#### [WORK REQUIRED]
Convert every line of the material below into a JSON list of strings, with one string per line and blank lines left out.

>> Start TASK DATA

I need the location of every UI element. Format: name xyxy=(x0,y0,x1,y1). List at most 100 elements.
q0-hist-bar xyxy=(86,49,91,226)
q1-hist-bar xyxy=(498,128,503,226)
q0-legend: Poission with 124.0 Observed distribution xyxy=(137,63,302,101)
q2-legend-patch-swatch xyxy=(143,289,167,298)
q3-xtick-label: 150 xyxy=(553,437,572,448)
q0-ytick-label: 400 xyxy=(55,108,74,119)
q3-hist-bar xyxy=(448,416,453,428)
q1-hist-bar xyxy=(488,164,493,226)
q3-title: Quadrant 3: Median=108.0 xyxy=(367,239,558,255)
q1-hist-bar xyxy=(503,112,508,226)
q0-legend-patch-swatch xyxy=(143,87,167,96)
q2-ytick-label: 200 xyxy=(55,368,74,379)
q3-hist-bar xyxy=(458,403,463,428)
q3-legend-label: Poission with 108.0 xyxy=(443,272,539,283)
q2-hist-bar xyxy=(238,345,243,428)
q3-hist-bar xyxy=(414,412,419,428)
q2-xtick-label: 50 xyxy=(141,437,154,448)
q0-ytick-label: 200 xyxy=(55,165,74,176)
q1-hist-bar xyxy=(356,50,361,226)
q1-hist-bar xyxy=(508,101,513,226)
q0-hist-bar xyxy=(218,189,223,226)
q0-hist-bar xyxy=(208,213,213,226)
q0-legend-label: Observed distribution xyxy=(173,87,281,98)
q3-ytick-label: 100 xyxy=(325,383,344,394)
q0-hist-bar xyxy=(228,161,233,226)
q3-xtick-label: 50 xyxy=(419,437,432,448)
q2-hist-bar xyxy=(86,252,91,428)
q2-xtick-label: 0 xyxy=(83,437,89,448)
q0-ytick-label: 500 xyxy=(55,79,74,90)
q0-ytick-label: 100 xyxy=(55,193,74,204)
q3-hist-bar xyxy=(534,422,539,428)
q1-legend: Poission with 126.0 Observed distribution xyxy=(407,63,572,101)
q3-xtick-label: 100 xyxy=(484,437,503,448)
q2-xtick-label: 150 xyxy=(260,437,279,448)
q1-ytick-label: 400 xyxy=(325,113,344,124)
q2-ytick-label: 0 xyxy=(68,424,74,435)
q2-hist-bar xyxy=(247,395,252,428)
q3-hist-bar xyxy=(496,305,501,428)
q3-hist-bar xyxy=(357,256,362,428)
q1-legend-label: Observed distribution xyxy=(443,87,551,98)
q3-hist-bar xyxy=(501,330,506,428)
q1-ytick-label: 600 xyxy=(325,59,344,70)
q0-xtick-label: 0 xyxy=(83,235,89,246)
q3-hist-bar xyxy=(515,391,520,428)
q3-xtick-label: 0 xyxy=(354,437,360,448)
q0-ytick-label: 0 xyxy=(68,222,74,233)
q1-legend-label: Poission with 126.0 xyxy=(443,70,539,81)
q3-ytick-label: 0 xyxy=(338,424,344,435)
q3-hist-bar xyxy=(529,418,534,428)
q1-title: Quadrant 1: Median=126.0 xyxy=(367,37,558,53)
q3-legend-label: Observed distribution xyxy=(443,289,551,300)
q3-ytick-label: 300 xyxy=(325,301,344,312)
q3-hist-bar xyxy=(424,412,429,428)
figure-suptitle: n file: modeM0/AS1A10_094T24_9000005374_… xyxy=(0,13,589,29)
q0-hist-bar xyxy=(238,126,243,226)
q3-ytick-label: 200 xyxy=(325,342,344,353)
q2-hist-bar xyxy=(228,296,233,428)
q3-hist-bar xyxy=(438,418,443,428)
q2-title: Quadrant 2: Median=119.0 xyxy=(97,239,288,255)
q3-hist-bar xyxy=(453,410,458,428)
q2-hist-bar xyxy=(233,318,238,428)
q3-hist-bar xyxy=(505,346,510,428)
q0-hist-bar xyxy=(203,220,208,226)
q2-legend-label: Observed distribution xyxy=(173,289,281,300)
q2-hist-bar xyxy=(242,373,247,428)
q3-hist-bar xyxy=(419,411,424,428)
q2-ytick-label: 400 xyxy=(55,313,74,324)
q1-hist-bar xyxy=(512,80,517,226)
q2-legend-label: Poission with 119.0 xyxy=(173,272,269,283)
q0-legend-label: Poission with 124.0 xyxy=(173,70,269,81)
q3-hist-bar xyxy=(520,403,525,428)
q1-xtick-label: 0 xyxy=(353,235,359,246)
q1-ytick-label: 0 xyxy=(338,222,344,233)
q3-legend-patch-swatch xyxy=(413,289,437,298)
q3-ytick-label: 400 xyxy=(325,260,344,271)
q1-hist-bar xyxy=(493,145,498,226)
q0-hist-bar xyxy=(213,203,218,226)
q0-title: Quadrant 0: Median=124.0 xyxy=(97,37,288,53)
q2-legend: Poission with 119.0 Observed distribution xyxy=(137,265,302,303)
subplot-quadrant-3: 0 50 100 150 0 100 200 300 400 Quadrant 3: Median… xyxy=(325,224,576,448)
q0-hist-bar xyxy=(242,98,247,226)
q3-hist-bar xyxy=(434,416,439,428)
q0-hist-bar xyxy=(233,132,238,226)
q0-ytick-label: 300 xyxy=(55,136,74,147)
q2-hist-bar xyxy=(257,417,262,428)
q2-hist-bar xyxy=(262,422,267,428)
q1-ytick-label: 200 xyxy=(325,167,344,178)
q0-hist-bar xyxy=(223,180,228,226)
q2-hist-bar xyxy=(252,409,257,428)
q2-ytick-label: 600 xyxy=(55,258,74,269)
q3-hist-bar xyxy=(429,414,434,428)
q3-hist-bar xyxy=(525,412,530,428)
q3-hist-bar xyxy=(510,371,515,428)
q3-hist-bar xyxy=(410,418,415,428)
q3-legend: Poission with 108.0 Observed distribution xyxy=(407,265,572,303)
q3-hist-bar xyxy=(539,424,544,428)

>> End TASK DATA

#### [RESPONSE TO THIS TASK]
[
  "I need the location of every UI element. Format: name xyxy=(x0,y0,x1,y1). List at most 100 elements.",
  "q0-hist-bar xyxy=(86,49,91,226)",
  "q1-hist-bar xyxy=(498,128,503,226)",
  "q0-legend: Poission with 124.0 Observed distribution xyxy=(137,63,302,101)",
  "q2-legend-patch-swatch xyxy=(143,289,167,298)",
  "q3-xtick-label: 150 xyxy=(553,437,572,448)",
  "q0-ytick-label: 400 xyxy=(55,108,74,119)",
  "q3-hist-bar xyxy=(448,416,453,428)",
  "q1-hist-bar xyxy=(488,164,493,226)",
  "q3-title: Quadrant 3: Median=108.0 xyxy=(367,239,558,255)",
  "q1-hist-bar xyxy=(503,112,508,226)",
  "q0-legend-patch-swatch xyxy=(143,87,167,96)",
  "q2-ytick-label: 200 xyxy=(55,368,74,379)",
  "q3-hist-bar xyxy=(458,403,463,428)",
  "q3-legend-label: Poission with 108.0 xyxy=(443,272,539,283)",
  "q2-hist-bar xyxy=(238,345,243,428)",
  "q3-hist-bar xyxy=(414,412,419,428)",
  "q2-xtick-label: 50 xyxy=(141,437,154,448)",
  "q0-ytick-label: 200 xyxy=(55,165,74,176)",
  "q1-hist-bar xyxy=(356,50,361,226)",
  "q1-hist-bar xyxy=(508,101,513,226)",
  "q0-hist-bar xyxy=(218,189,223,226)",
  "q0-hist-bar xyxy=(208,213,213,226)",
  "q0-legend-label: Observed distribution xyxy=(173,87,281,98)",
  "q3-ytick-label: 100 xyxy=(325,383,344,394)",
  "q0-hist-bar xyxy=(228,161,233,226)",
  "q3-xtick-label: 50 xyxy=(419,437,432,448)",
  "q2-hist-bar xyxy=(86,252,91,428)",
  "q2-xtick-label: 0 xyxy=(83,437,89,448)",
  "q0-ytick-label: 500 xyxy=(55,79,74,90)",
  "q0-ytick-label: 100 xyxy=(55,193,74,204)",
  "q3-hist-bar xyxy=(534,422,539,428)",
  "q1-legend: Poission with 126.0 Observed distribution xyxy=(407,63,572,101)",
  "q3-xtick-label: 100 xyxy=(484,437,503,448)",
  "q2-xtick-label: 150 xyxy=(260,437,279,448)",
  "q1-ytick-label: 400 xyxy=(325,113,344,124)",
  "q2-ytick-label: 0 xyxy=(68,424,74,435)",
  "q2-hist-bar xyxy=(247,395,252,428)",
  "q3-hist-bar xyxy=(496,305,501,428)",
  "q3-hist-bar xyxy=(357,256,362,428)",
  "q1-legend-label: Observed distribution xyxy=(443,87,551,98)",
  "q3-hist-bar xyxy=(501,330,506,428)",
  "q1-ytick-label: 600 xyxy=(325,59,344,70)",
  "q0-xtick-label: 0 xyxy=(83,235,89,246)",
  "q3-hist-bar xyxy=(515,391,520,428)",
  "q3-xtick-label: 0 xyxy=(354,437,360,448)",
  "q0-ytick-label: 0 xyxy=(68,222,74,233)",
  "q1-legend-label: Poission with 126.0 xyxy=(443,70,539,81)",
  "q3-ytick-label: 0 xyxy=(338,424,344,435)",
  "q3-hist-bar xyxy=(529,418,534,428)",
  "q1-title: Quadrant 1: Median=126.0 xyxy=(367,37,558,53)",
  "q3-legend-label: Observed distribution xyxy=(443,289,551,300)",
  "q3-ytick-label: 300 xyxy=(325,301,344,312)",
  "q3-hist-bar xyxy=(424,412,429,428)",
  "figure-suptitle: n file: modeM0/AS1A10_094T24_9000005374_… xyxy=(0,13,589,29)",
  "q0-hist-bar xyxy=(238,126,243,226)",
  "q3-ytick-label: 200 xyxy=(325,342,344,353)",
  "q2-hist-bar xyxy=(228,296,233,428)",
  "q3-hist-bar xyxy=(438,418,443,428)",
  "q2-title: Quadrant 2: Median=119.0 xyxy=(97,239,288,255)",
  "q3-hist-bar xyxy=(453,410,458,428)",
  "q2-hist-bar xyxy=(233,318,238,428)",
  "q3-hist-bar xyxy=(505,346,510,428)",
  "q0-hist-bar xyxy=(203,220,208,226)",
  "q2-legend-label: Observed distribution xyxy=(173,289,281,300)",
  "q2-hist-bar xyxy=(242,373,247,428)",
  "q3-hist-bar xyxy=(419,411,424,428)",
  "q2-ytick-label: 400 xyxy=(55,313,74,324)",
  "q1-hist-bar xyxy=(512,80,517,226)",
  "q2-legend-label: Poission with 119.0 xyxy=(173,272,269,283)",
  "q0-legend-label: Poission with 124.0 xyxy=(173,70,269,81)",
  "q3-hist-bar xyxy=(520,403,525,428)",
  "q1-xtick-label: 0 xyxy=(353,235,359,246)",
  "q1-ytick-label: 0 xyxy=(338,222,344,233)",
  "q3-legend-patch-swatch xyxy=(413,289,437,298)",
  "q3-ytick-label: 400 xyxy=(325,260,344,271)",
  "q1-hist-bar xyxy=(493,145,498,226)",
  "q0-hist-bar xyxy=(213,203,218,226)",
  "q0-title: Quadrant 0: Median=124.0 xyxy=(97,37,288,53)",
  "q2-legend: Poission with 119.0 Observed distribution xyxy=(137,265,302,303)",
  "subplot-quadrant-3: 0 50 100 150 0 100 200 300 400 Quadrant 3: Median… xyxy=(325,224,576,448)",
  "q0-hist-bar xyxy=(242,98,247,226)",
  "q3-hist-bar xyxy=(434,416,439,428)",
  "q0-hist-bar xyxy=(233,132,238,226)",
  "q0-ytick-label: 300 xyxy=(55,136,74,147)",
  "q2-hist-bar xyxy=(257,417,262,428)",
  "q2-hist-bar xyxy=(262,422,267,428)",
  "q1-ytick-label: 200 xyxy=(325,167,344,178)",
  "q0-hist-bar xyxy=(223,180,228,226)",
  "q2-hist-bar xyxy=(252,409,257,428)",
  "q2-ytick-label: 600 xyxy=(55,258,74,269)",
  "q3-hist-bar xyxy=(429,414,434,428)",
  "q3-hist-bar xyxy=(525,412,530,428)",
  "q3-hist-bar xyxy=(510,371,515,428)",
  "q3-hist-bar xyxy=(410,418,415,428)",
  "q3-legend: Poission with 108.0 Observed distribution xyxy=(407,265,572,303)",
  "q3-hist-bar xyxy=(539,424,544,428)"
]